_Set exercise_
Which lines contain the string "BEHOV"? Please list every one of them.

Data items
###
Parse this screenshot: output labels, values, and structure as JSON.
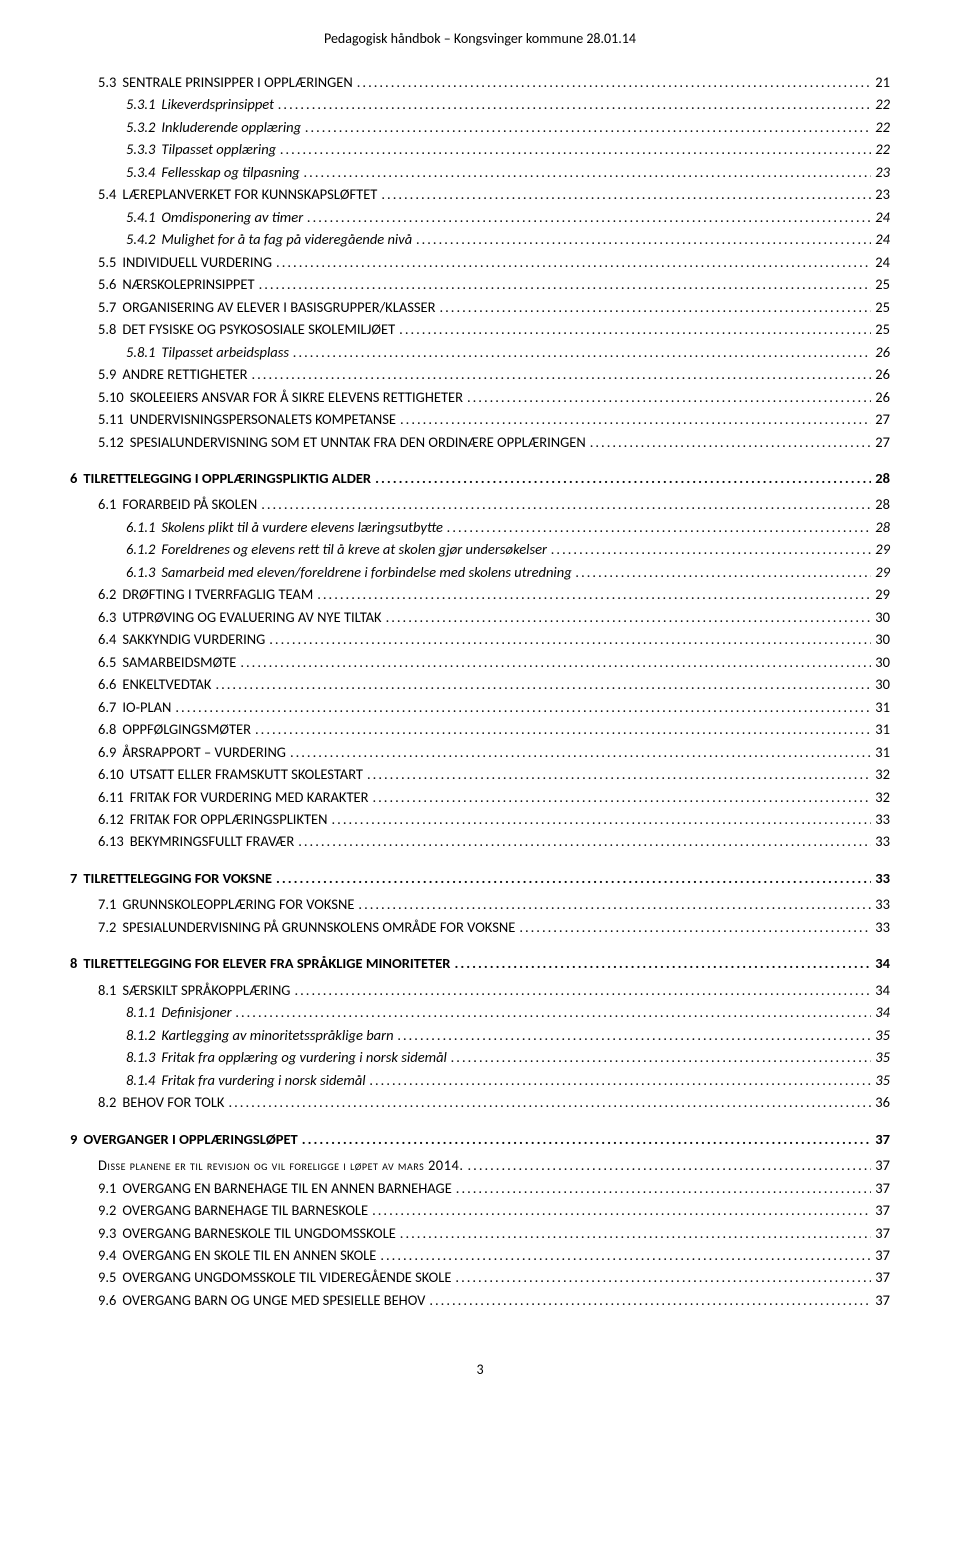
{
  "header": "Pedagogisk håndbok – Kongsvinger kommune 28.01.14",
  "footer_page": "3",
  "toc": [
    {
      "level": 2,
      "num": "5.3",
      "label": "SENTRALE PRINSIPPER I OPPLÆRINGEN",
      "page": "21"
    },
    {
      "level": 3,
      "num": "5.3.1",
      "label": "Likeverdsprinsippet",
      "page": "22"
    },
    {
      "level": 3,
      "num": "5.3.2",
      "label": "Inkluderende opplæring",
      "page": "22"
    },
    {
      "level": 3,
      "num": "5.3.3",
      "label": "Tilpasset opplæring",
      "page": "22"
    },
    {
      "level": 3,
      "num": "5.3.4",
      "label": "Fellesskap og tilpasning",
      "page": "23"
    },
    {
      "level": 2,
      "num": "5.4",
      "label": "LÆREPLANVERKET FOR KUNNSKAPSLØFTET",
      "page": "23"
    },
    {
      "level": 3,
      "num": "5.4.1",
      "label": "Omdisponering av timer",
      "page": "24"
    },
    {
      "level": 3,
      "num": "5.4.2",
      "label": "Mulighet for å ta fag på videregående nivå",
      "page": "24"
    },
    {
      "level": 2,
      "num": "5.5",
      "label": "INDIVIDUELL VURDERING",
      "page": "24"
    },
    {
      "level": 2,
      "num": "5.6",
      "label": "NÆRSKOLEPRINSIPPET",
      "page": "25"
    },
    {
      "level": 2,
      "num": "5.7",
      "label": "ORGANISERING AV ELEVER I BASISGRUPPER/KLASSER",
      "page": "25"
    },
    {
      "level": 2,
      "num": "5.8",
      "label": "DET FYSISKE OG PSYKOSOSIALE SKOLEMILJØET",
      "page": "25"
    },
    {
      "level": 3,
      "num": "5.8.1",
      "label": "Tilpasset arbeidsplass",
      "page": "26"
    },
    {
      "level": 2,
      "num": "5.9",
      "label": "ANDRE RETTIGHETER",
      "page": "26"
    },
    {
      "level": 2,
      "num": "5.10",
      "label": "SKOLEEIERS ANSVAR FOR Å SIKRE ELEVENS RETTIGHETER",
      "page": "26"
    },
    {
      "level": 2,
      "num": "5.11",
      "label": "UNDERVISNINGSPERSONALETS KOMPETANSE",
      "page": "27"
    },
    {
      "level": 2,
      "num": "5.12",
      "label": "SPESIALUNDERVISNING SOM ET UNNTAK FRA DEN ORDINÆRE OPPLÆRINGEN",
      "page": "27"
    },
    {
      "level": 1,
      "num": "6",
      "label": "TILRETTELEGGING I OPPLÆRINGSPLIKTIG ALDER",
      "page": "28"
    },
    {
      "level": 2,
      "num": "6.1",
      "label": "FORARBEID PÅ SKOLEN",
      "page": "28"
    },
    {
      "level": 3,
      "num": "6.1.1",
      "label": "Skolens plikt til å vurdere elevens læringsutbytte",
      "page": "28"
    },
    {
      "level": 3,
      "num": "6.1.2",
      "label": "Foreldrenes og elevens rett til å kreve at skolen gjør undersøkelser",
      "page": "29"
    },
    {
      "level": 3,
      "num": "6.1.3",
      "label": "Samarbeid med eleven/foreldrene i forbindelse med skolens utredning",
      "page": "29"
    },
    {
      "level": 2,
      "num": "6.2",
      "label": "DRØFTING I TVERRFAGLIG TEAM",
      "page": "29"
    },
    {
      "level": 2,
      "num": "6.3",
      "label": "UTPRØVING OG EVALUERING AV NYE TILTAK",
      "page": "30"
    },
    {
      "level": 2,
      "num": "6.4",
      "label": "SAKKYNDIG VURDERING",
      "page": "30"
    },
    {
      "level": 2,
      "num": "6.5",
      "label": "SAMARBEIDSMØTE",
      "page": "30"
    },
    {
      "level": 2,
      "num": "6.6",
      "label": "ENKELTVEDTAK",
      "page": "30"
    },
    {
      "level": 2,
      "num": "6.7",
      "label": "IO-PLAN",
      "page": "31"
    },
    {
      "level": 2,
      "num": "6.8",
      "label": "OPPFØLGINGSMØTER",
      "page": "31"
    },
    {
      "level": 2,
      "num": "6.9",
      "label": "ÅRSRAPPORT – VURDERING",
      "page": "31"
    },
    {
      "level": 2,
      "num": "6.10",
      "label": "UTSATT ELLER FRAMSKUTT SKOLESTART",
      "page": "32"
    },
    {
      "level": 2,
      "num": "6.11",
      "label": "FRITAK FOR VURDERING MED KARAKTER",
      "page": "32"
    },
    {
      "level": 2,
      "num": "6.12",
      "label": "FRITAK FOR OPPLÆRINGSPLIKTEN",
      "page": "33"
    },
    {
      "level": 2,
      "num": "6.13",
      "label": "BEKYMRINGSFULLT FRAVÆR",
      "page": "33"
    },
    {
      "level": 1,
      "num": "7",
      "label": "TILRETTELEGGING FOR VOKSNE",
      "page": "33"
    },
    {
      "level": 2,
      "num": "7.1",
      "label": "GRUNNSKOLEOPPLÆRING FOR VOKSNE",
      "page": "33"
    },
    {
      "level": 2,
      "num": "7.2",
      "label": "SPESIALUNDERVISNING PÅ GRUNNSKOLENS OMRÅDE FOR VOKSNE",
      "page": "33"
    },
    {
      "level": 1,
      "num": "8",
      "label": "TILRETTELEGGING FOR ELEVER FRA SPRÅKLIGE MINORITETER",
      "page": "34"
    },
    {
      "level": 2,
      "num": "8.1",
      "label": "SÆRSKILT SPRÅKOPPLÆRING",
      "page": "34"
    },
    {
      "level": 3,
      "num": "8.1.1",
      "label": "Definisjoner",
      "page": "34"
    },
    {
      "level": 3,
      "num": "8.1.2",
      "label": "Kartlegging av minoritetsspråklige barn",
      "page": "35"
    },
    {
      "level": 3,
      "num": "8.1.3",
      "label": "Fritak fra opplæring og vurdering i norsk sidemål",
      "page": "35"
    },
    {
      "level": 3,
      "num": "8.1.4",
      "label": "Fritak fra vurdering i norsk sidemål",
      "page": "35"
    },
    {
      "level": 2,
      "num": "8.2",
      "label": "BEHOV FOR TOLK",
      "page": "36"
    },
    {
      "level": 1,
      "num": "9",
      "label": "OVERGANGER I OPPLÆRINGSLØPET",
      "page": "37"
    },
    {
      "level": 2,
      "num": "",
      "label": "Disse planene er til revisjon og vil foreligge i løpet av mars 2014.",
      "page": "37",
      "smallcaps": true
    },
    {
      "level": 2,
      "num": "9.1",
      "label": "OVERGANG EN BARNEHAGE TIL EN ANNEN BARNEHAGE",
      "page": "37"
    },
    {
      "level": 2,
      "num": "9.2",
      "label": "OVERGANG BARNEHAGE TIL BARNESKOLE",
      "page": "37"
    },
    {
      "level": 2,
      "num": "9.3",
      "label": "OVERGANG BARNESKOLE TIL UNGDOMSSKOLE",
      "page": "37"
    },
    {
      "level": 2,
      "num": "9.4",
      "label": "OVERGANG EN SKOLE TIL EN ANNEN SKOLE",
      "page": "37"
    },
    {
      "level": 2,
      "num": "9.5",
      "label": "OVERGANG UNGDOMSSKOLE TIL VIDEREGÅENDE SKOLE",
      "page": "37"
    },
    {
      "level": 2,
      "num": "9.6",
      "label": "OVERGANG BARN OG UNGE MED SPESIELLE BEHOV",
      "page": "37"
    }
  ]
}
###
_Right answer_
      "label": "BEHOV FOR TOLK",
      "label": "OVERGANG BARN OG UNGE MED SPESIELLE BEHOV",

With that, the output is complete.